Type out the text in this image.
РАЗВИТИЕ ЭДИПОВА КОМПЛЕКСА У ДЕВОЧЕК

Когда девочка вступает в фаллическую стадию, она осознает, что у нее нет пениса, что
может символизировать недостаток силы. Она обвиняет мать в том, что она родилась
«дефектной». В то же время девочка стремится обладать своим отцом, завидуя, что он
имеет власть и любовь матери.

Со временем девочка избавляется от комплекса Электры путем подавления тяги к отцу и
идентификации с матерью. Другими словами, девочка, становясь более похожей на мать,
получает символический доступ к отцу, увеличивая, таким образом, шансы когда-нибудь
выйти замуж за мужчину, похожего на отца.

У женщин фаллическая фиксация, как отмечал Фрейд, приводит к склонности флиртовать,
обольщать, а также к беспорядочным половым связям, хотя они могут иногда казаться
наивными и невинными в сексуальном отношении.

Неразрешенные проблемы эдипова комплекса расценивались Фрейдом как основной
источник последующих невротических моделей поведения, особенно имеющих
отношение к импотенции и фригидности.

◆ ◆ ◆

**Exercise task:** From the records above, extract every line exactly as it stands.

**Task answer:**
Type out the text in this image.
РАЗВИТИЕ ЭДИПОВА КОМПЛЕКСА У ДЕВОЧЕК

Когда девочка вступает в фаллическую стадию, она осознает, что у нее нет пениса, что
может символизировать недостаток силы. Она обвиняет мать в том, что она родилась
«дефектной». В то же время девочка стремится обладать своим отцом, завидуя, что он
имеет власть и любовь матери.

Со временем девочка избавляется от комплекса Электры путем подавления тяги к отцу и
идентификации с матерью. Другими словами, девочка, становясь более похожей на мать,
получает символический доступ к отцу, увеличивая, таким образом, шансы когда-нибудь
выйти замуж за мужчину, похожего на отца.

У женщин фаллическая фиксация, как отмечал Фрейд, приводит к склонности флиртовать,
обольщать, а также к беспорядочным половым связям, хотя они могут иногда казаться
наивными и невинными в сексуальном отношении.

Неразрешенные проблемы эдипова комплекса расценивались Фрейдом как основной
источник последующих невротических моделей поведения, особенно имеющих
отношение к импотенции и фригидности.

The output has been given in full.